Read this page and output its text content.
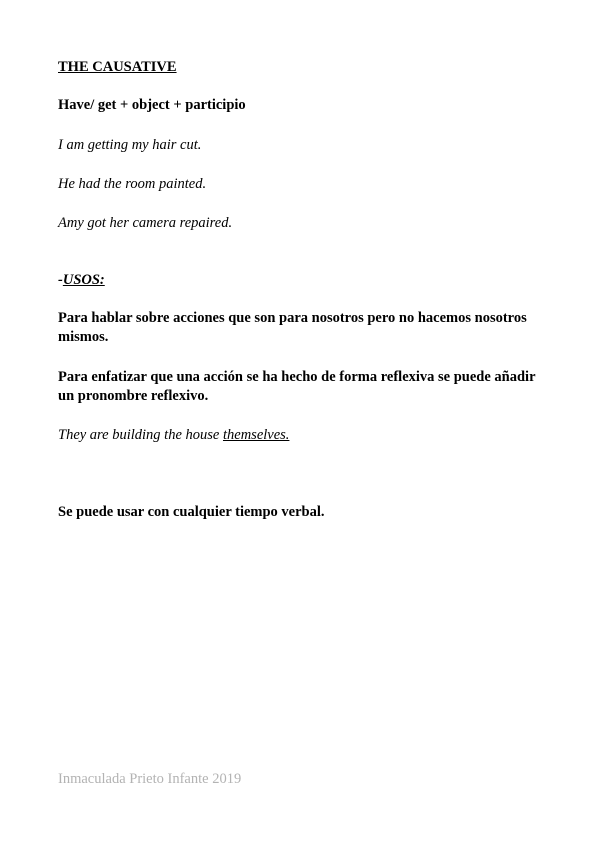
THE CAUSATIVE
Have/ get + object + participio
I am getting my hair cut.
He had the room painted.
Amy got her camera repaired.
-USOS:
Para hablar sobre acciones que son para nosotros pero no hacemos nosotros mismos.
Para enfatizar que una acción se ha hecho de forma reflexiva se puede añadir un pronombre reflexivo.
They are building the house themselves.
Se puede usar con cualquier tiempo verbal.
Inmaculada Prieto Infante 2019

▶ [Given instruction]: Do not include images; quote all of the entries above exactly.

▶ [Task output]:
Read this page and output its text content.
THE CAUSATIVE
Have/ get + object + participio
I am getting my hair cut.
He had the room painted.
Amy got her camera repaired.
-USOS:
Para hablar sobre acciones que son para nosotros pero no hacemos nosotros mismos.
Para enfatizar que una acción se ha hecho de forma reflexiva se puede añadir un pronombre reflexivo.
They are building the house themselves.
Se puede usar con cualquier tiempo verbal.
Inmaculada Prieto Infante 2019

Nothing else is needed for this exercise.